(Aim) Word for word, give the material below again, minus any images.

(Listed entries)
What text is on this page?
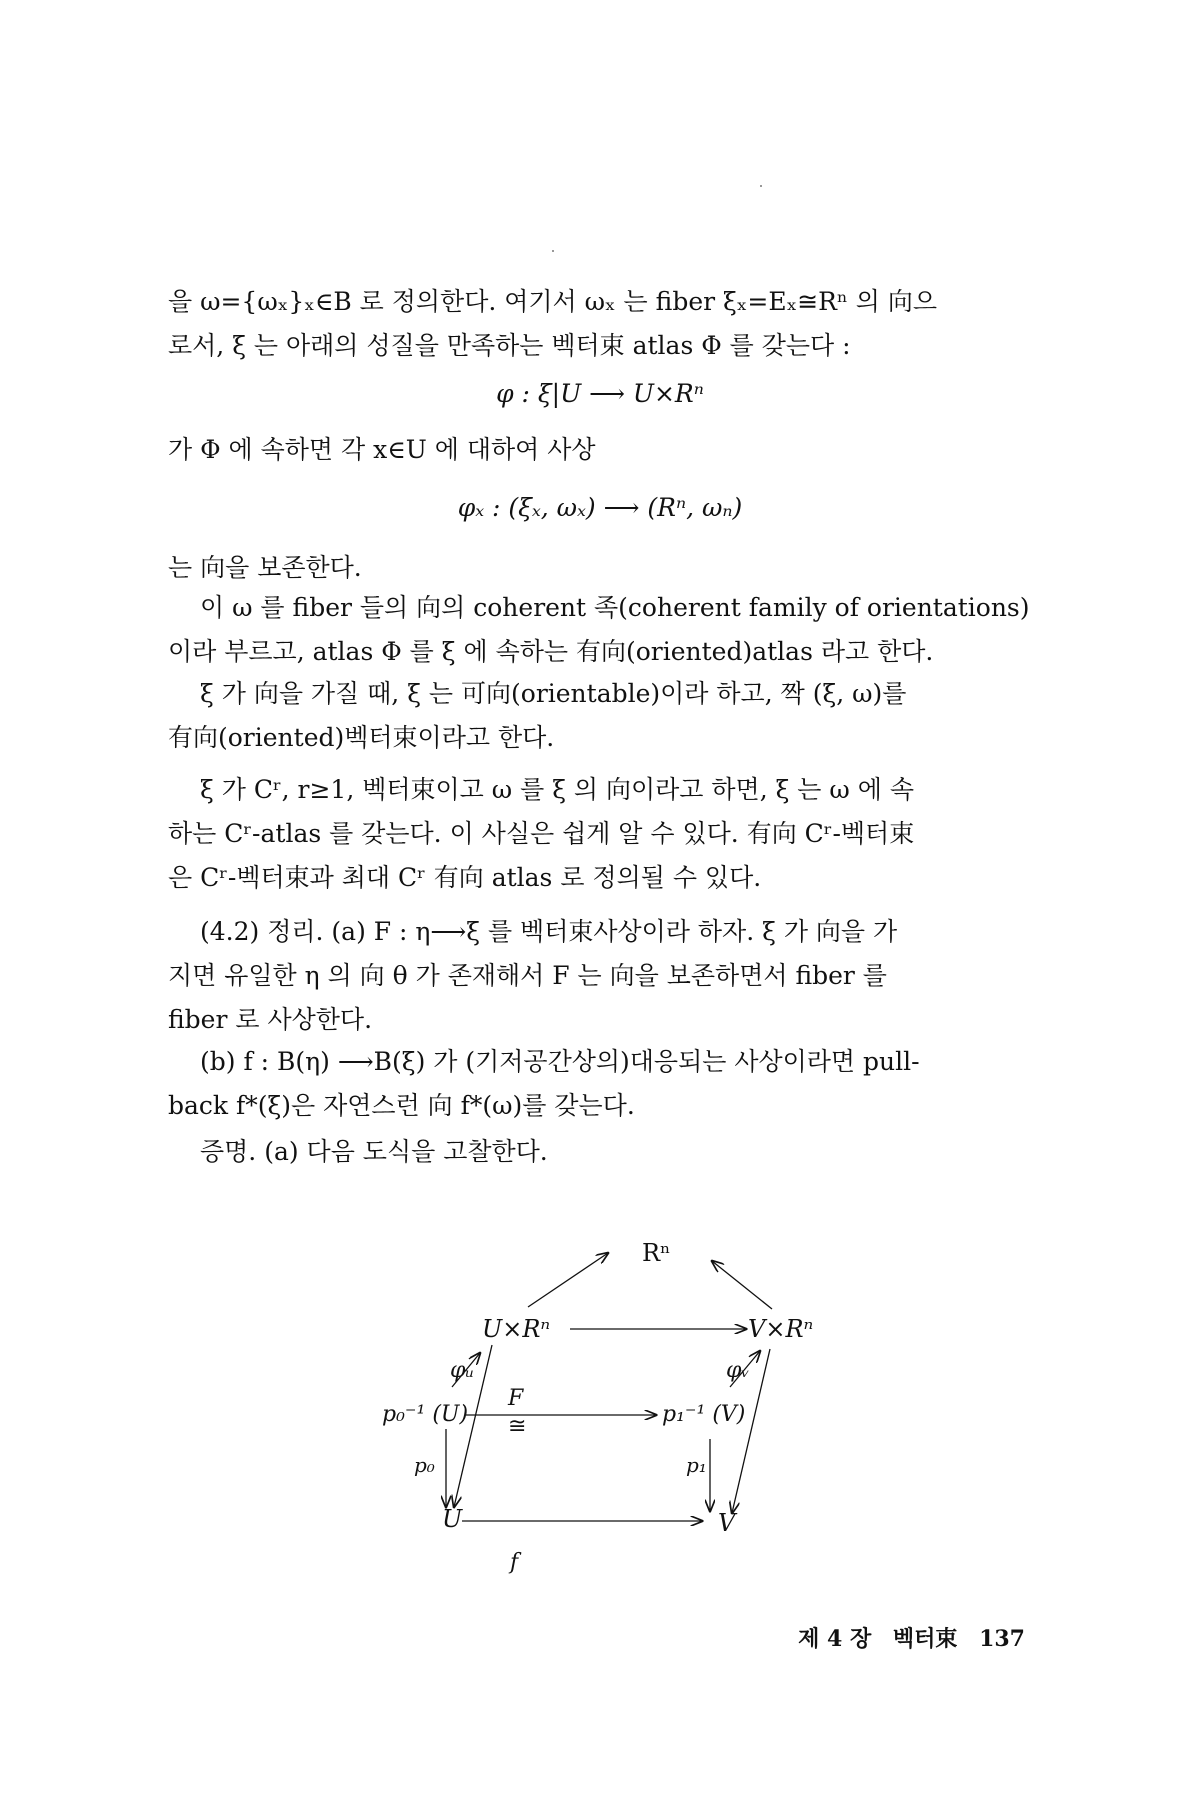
을 ω={ωₓ}ₓ∈B 로 정의한다. 여기서 ωₓ 는 fiber ξₓ=Eₓ≅Rⁿ 의 向으
로서, ξ 는 아래의 성질을 만족하는 벡터束 atlas Φ 를 갖는다 :
φ : ξ|U ⟶ U×Rⁿ
가 Φ 에 속하면 각 x∈U 에 대하여 사상
φₓ : (ξₓ, ωₓ) ⟶ (Rⁿ, ωₙ)
는 向을 보존한다.
이 ω 를 fiber 들의 向의 coherent 족(coherent family of orientations)
이라 부르고, atlas Φ 를 ξ 에 속하는 有向(oriented)atlas 라고 한다.
ξ 가 向을 가질 때, ξ 는 可向(orientable)이라 하고, 짝 (ξ, ω)를
有向(oriented)벡터束이라고 한다.
ξ 가 Cʳ, r≥1, 벡터束이고 ω 를 ξ 의 向이라고 하면, ξ 는 ω 에 속
하는 Cʳ-atlas 를 갖는다. 이 사실은 쉽게 알 수 있다. 有向 Cʳ-벡터束
은 Cʳ-벡터束과 최대 Cʳ 有向 atlas 로 정의될 수 있다.
(4.2) 정리. (a) F : η⟶ξ 를 벡터束사상이라 하자. ξ 가 向을 가
지면 유일한 η 의 向 θ 가 존재해서 F 는 向을 보존하면서 fiber 를
fiber 로 사상한다.
(b) f : B(η) ⟶B(ξ) 가 (기저공간상의)대응되는 사상이라면 pull-
back f*(ξ)은 자연스런 向 f*(ω)를 갖는다.
증명. (a) 다음 도식을 고찰한다.
Rⁿ
U×Rⁿ	V×Rⁿ
φᵤ	φᵥ
p₀⁻¹ (U)	p₁⁻¹ (V)
F
≅
p₀	p₁
U	V
f
제 4 장 벡터束 137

(Task response)
What text is on this page?
을 ω={ωₓ}ₓ∈B 로 정의한다. 여기서 ωₓ 는 fiber ξₓ=Eₓ≅Rⁿ 의 向으
로서, ξ 는 아래의 성질을 만족하는 벡터束 atlas Φ 를 갖는다 :
φ : ξ|U ⟶ U×Rⁿ
가 Φ 에 속하면 각 x∈U 에 대하여 사상
φₓ : (ξₓ, ωₓ) ⟶ (Rⁿ, ωₙ)
는 向을 보존한다.
이 ω 를 fiber 들의 向의 coherent 족(coherent family of orientations)
이라 부르고, atlas Φ 를 ξ 에 속하는 有向(oriented)atlas 라고 한다.
ξ 가 向을 가질 때, ξ 는 可向(orientable)이라 하고, 짝 (ξ, ω)를
有向(oriented)벡터束이라고 한다.
ξ 가 Cʳ, r≥1, 벡터束이고 ω 를 ξ 의 向이라고 하면, ξ 는 ω 에 속
하는 Cʳ-atlas 를 갖는다. 이 사실은 쉽게 알 수 있다. 有向 Cʳ-벡터束
은 Cʳ-벡터束과 최대 Cʳ 有向 atlas 로 정의될 수 있다.
(4.2) 정리. (a) F : η⟶ξ 를 벡터束사상이라 하자. ξ 가 向을 가
지면 유일한 η 의 向 θ 가 존재해서 F 는 向을 보존하면서 fiber 를
fiber 로 사상한다.
(b) f : B(η) ⟶B(ξ) 가 (기저공간상의)대응되는 사상이라면 pull-
back f*(ξ)은 자연스런 向 f*(ω)를 갖는다.
증명. (a) 다음 도식을 고찰한다.
Rⁿ
U×Rⁿ	V×Rⁿ
φᵤ	φᵥ
p₀⁻¹ (U)	p₁⁻¹ (V)
F
≅
p₀	p₁
U	V
f
제 4 장 벡터束 137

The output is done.